PROMPT: Extract each line bearing the word "Sunbelife".

SUPPLIED MATERIAL:
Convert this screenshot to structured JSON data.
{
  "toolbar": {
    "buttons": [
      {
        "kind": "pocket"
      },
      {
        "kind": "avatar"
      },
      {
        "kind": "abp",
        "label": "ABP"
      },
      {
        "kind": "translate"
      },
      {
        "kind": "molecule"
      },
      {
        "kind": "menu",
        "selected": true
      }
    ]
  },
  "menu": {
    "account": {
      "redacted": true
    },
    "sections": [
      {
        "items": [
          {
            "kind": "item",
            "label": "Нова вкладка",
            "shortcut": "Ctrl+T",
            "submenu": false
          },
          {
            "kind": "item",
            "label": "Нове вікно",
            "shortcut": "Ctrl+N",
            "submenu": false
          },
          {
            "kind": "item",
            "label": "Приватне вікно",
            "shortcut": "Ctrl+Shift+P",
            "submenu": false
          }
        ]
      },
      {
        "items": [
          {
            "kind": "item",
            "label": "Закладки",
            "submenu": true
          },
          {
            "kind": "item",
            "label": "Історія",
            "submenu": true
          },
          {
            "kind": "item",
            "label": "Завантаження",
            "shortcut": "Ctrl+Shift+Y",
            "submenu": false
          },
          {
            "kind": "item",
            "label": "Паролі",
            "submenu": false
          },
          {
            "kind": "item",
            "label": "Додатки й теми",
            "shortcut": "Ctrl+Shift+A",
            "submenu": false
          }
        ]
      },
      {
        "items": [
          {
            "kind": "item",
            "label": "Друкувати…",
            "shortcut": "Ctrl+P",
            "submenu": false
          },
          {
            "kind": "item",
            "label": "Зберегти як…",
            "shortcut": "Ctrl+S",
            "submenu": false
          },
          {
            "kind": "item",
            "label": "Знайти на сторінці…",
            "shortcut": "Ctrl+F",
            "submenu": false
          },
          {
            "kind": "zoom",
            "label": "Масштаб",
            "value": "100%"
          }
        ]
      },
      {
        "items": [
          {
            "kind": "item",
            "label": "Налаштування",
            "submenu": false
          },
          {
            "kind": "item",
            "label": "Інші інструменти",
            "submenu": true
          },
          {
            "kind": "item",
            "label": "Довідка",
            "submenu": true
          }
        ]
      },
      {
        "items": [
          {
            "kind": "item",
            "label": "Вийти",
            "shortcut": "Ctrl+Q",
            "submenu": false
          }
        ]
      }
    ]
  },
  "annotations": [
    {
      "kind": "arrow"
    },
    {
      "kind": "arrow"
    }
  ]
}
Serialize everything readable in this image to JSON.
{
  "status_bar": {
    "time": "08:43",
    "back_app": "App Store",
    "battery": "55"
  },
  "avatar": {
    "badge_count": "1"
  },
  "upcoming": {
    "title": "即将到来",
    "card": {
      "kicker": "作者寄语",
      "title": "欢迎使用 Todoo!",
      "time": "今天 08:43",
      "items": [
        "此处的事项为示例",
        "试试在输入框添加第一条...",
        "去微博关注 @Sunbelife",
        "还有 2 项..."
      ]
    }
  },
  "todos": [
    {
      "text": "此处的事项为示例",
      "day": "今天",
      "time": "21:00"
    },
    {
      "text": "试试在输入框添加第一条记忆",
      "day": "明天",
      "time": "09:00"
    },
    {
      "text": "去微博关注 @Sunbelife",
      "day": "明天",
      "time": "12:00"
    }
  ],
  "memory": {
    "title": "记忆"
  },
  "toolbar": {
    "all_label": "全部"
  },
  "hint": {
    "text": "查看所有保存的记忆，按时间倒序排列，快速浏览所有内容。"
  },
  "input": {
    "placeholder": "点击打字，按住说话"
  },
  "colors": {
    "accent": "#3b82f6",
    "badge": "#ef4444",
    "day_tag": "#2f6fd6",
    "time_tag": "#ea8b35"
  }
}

FULL RESPONSE:
        "去微博关注 @Sunbelife",
      "text": "去微博关注 @Sunbelife",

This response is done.